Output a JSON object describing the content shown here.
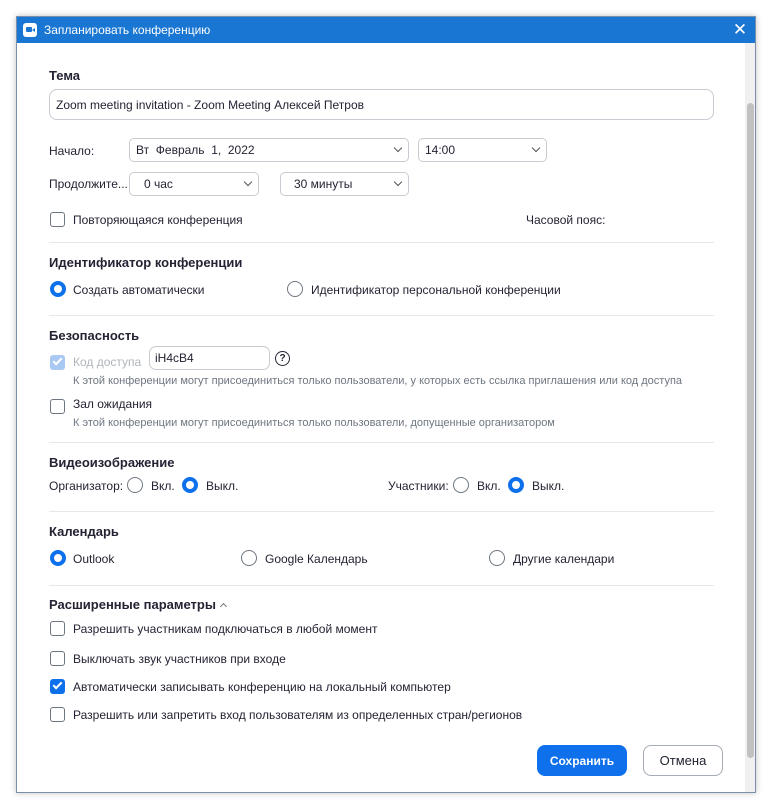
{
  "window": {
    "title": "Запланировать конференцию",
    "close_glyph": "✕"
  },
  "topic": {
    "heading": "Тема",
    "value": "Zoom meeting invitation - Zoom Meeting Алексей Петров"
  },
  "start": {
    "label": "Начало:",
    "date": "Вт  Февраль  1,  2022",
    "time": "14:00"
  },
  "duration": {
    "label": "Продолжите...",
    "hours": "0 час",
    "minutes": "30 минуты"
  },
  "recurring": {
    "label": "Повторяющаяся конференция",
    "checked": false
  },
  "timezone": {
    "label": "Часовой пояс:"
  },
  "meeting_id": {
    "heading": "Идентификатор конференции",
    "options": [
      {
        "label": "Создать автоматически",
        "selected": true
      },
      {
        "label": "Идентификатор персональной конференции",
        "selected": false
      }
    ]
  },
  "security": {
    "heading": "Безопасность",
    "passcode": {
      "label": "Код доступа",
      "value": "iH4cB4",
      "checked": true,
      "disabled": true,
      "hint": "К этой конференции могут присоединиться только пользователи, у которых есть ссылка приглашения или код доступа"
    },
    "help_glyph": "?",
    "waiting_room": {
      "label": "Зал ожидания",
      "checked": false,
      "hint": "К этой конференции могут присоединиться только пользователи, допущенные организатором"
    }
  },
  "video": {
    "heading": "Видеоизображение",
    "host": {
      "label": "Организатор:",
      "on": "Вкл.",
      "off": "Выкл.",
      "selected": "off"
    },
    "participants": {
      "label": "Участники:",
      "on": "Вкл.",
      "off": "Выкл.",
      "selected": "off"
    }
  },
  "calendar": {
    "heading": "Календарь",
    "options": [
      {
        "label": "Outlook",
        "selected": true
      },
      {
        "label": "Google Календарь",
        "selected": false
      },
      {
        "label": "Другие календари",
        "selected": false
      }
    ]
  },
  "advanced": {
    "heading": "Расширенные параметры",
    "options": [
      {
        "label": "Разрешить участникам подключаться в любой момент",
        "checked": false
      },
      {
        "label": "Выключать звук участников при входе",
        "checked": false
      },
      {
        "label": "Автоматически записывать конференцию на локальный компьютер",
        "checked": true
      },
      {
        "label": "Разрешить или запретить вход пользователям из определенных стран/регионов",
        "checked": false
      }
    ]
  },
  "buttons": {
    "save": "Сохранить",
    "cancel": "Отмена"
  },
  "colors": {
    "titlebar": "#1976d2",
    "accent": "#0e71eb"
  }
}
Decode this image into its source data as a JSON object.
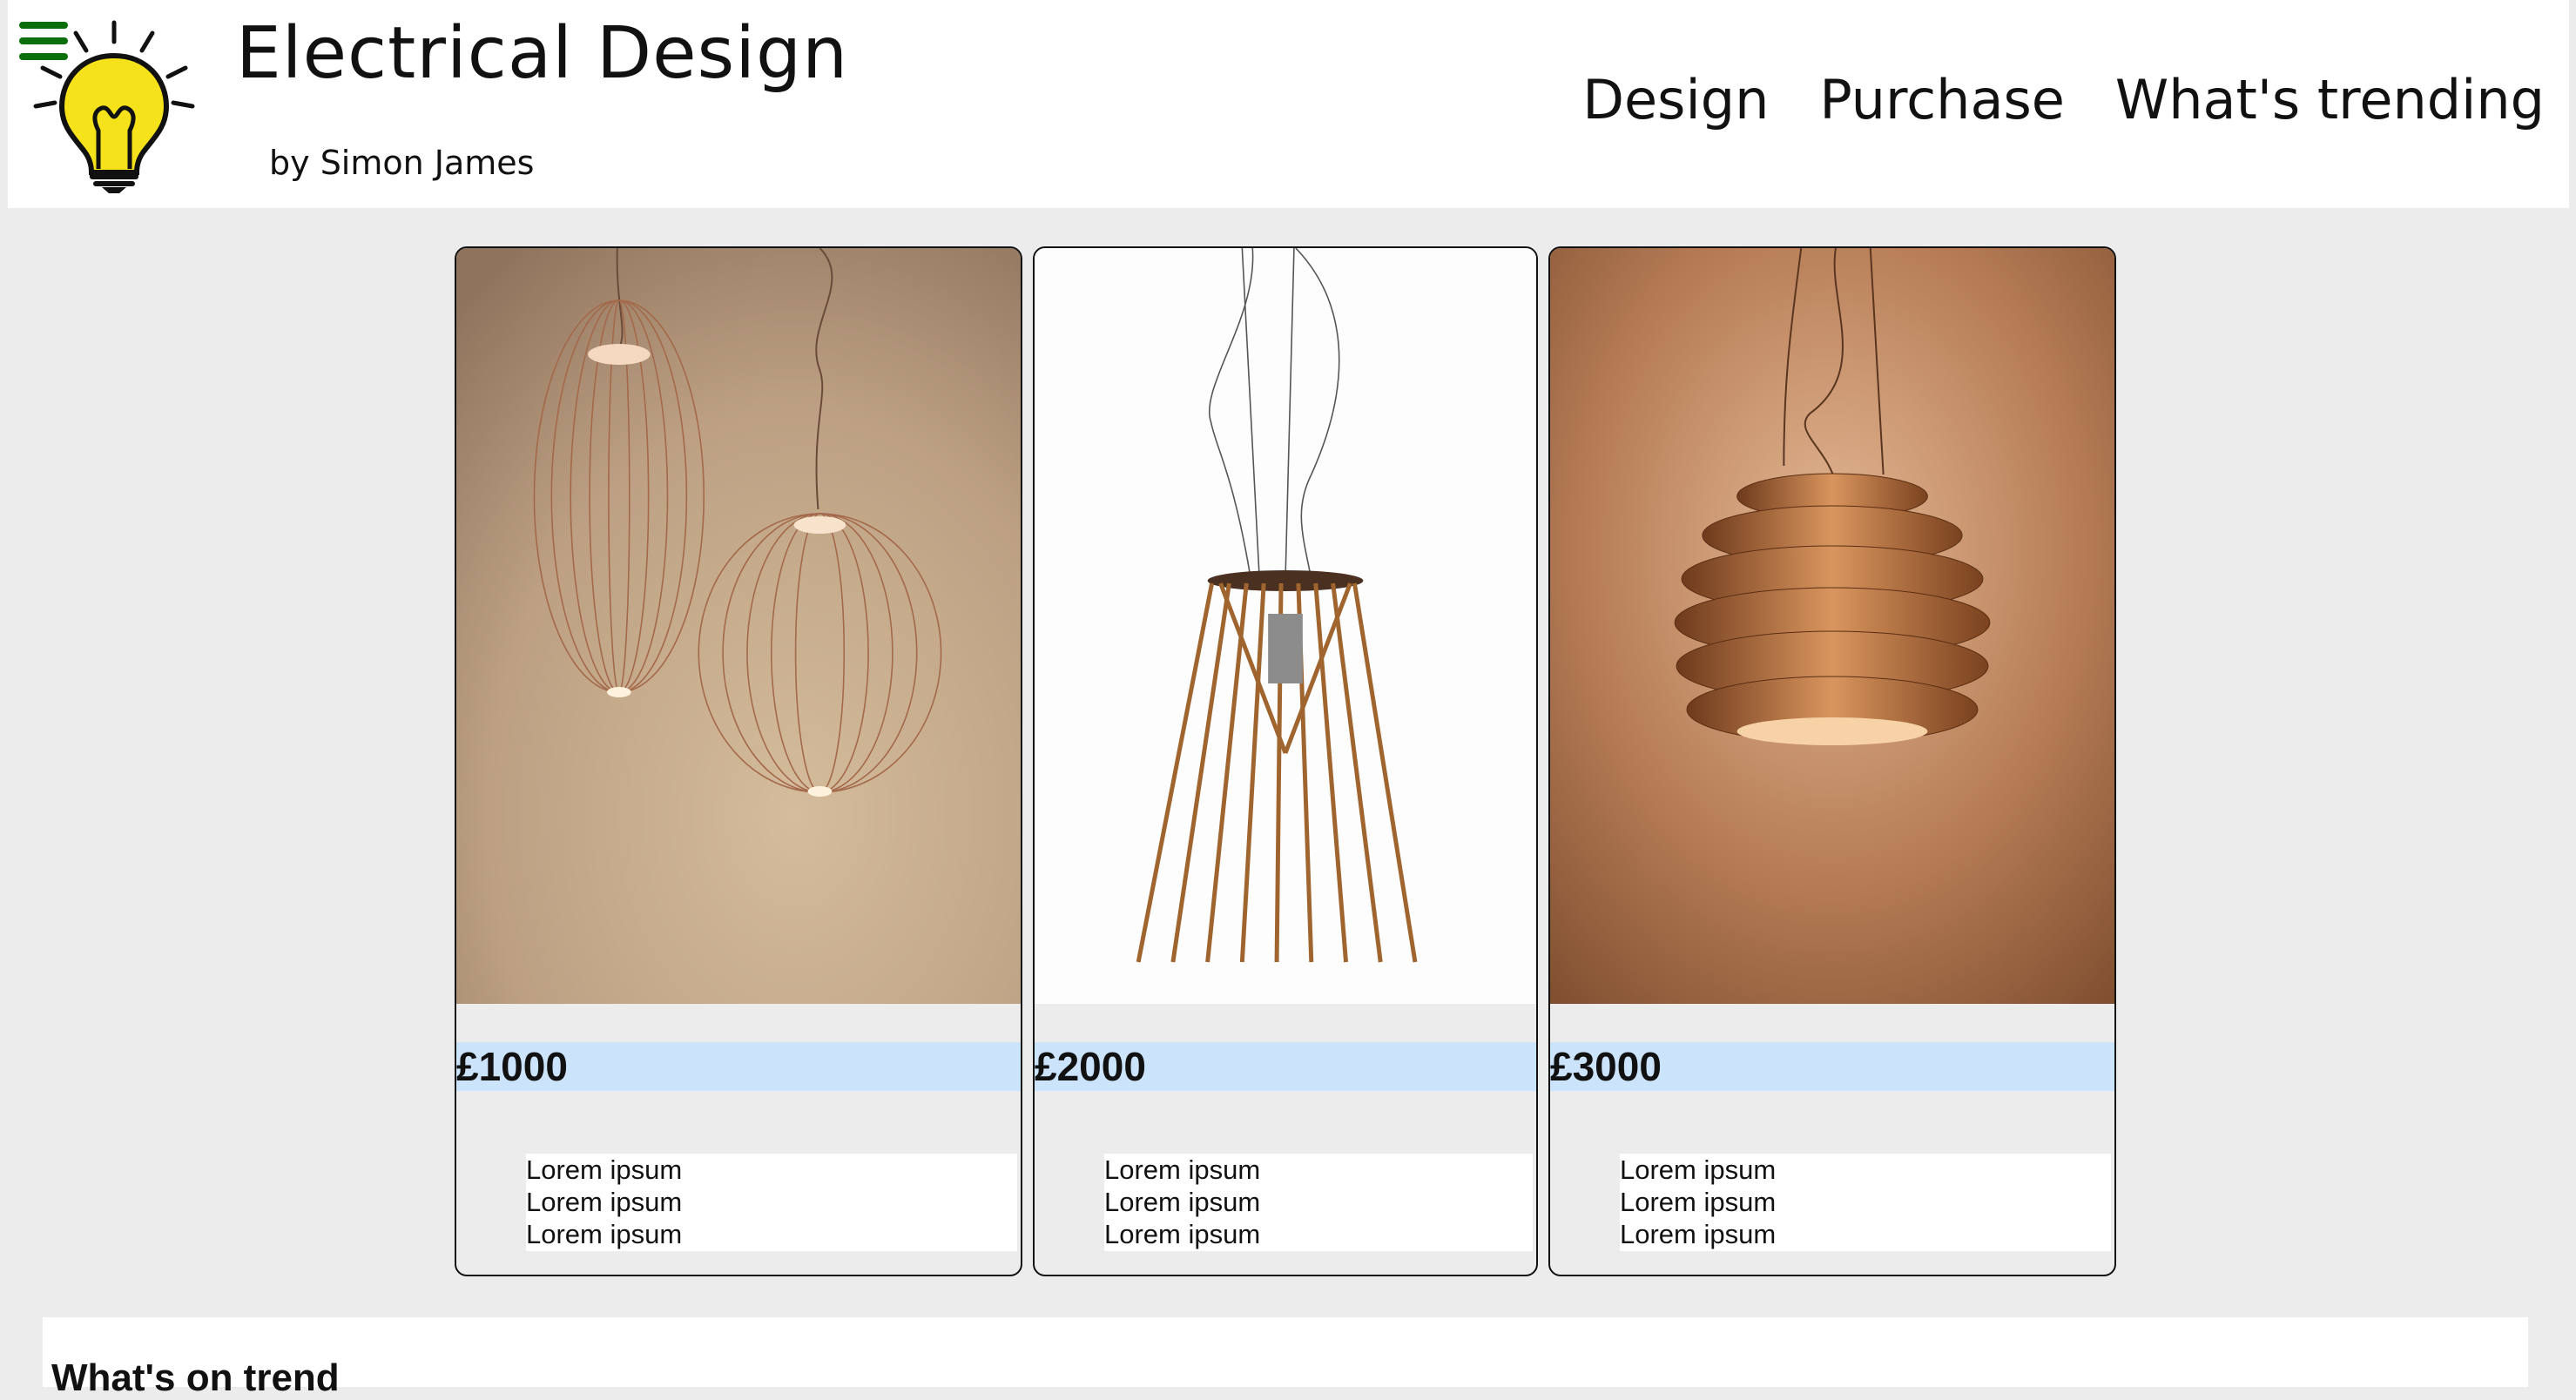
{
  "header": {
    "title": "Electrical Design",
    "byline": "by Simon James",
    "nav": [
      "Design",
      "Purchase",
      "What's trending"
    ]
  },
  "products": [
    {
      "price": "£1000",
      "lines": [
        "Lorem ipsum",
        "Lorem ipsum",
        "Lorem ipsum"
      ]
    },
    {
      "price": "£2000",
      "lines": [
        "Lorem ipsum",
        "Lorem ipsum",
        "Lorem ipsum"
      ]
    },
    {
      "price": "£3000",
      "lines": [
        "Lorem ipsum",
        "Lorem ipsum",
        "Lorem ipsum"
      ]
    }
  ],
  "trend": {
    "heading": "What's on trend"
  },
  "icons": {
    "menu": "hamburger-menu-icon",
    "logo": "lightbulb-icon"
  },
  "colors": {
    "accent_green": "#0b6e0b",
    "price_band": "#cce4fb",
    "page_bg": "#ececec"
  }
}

• TASK INSTRUCTIONS: Find every line with "Идентификатор" in the listing and state how many there are, nothing else.

• ANSWER IN FULL: 2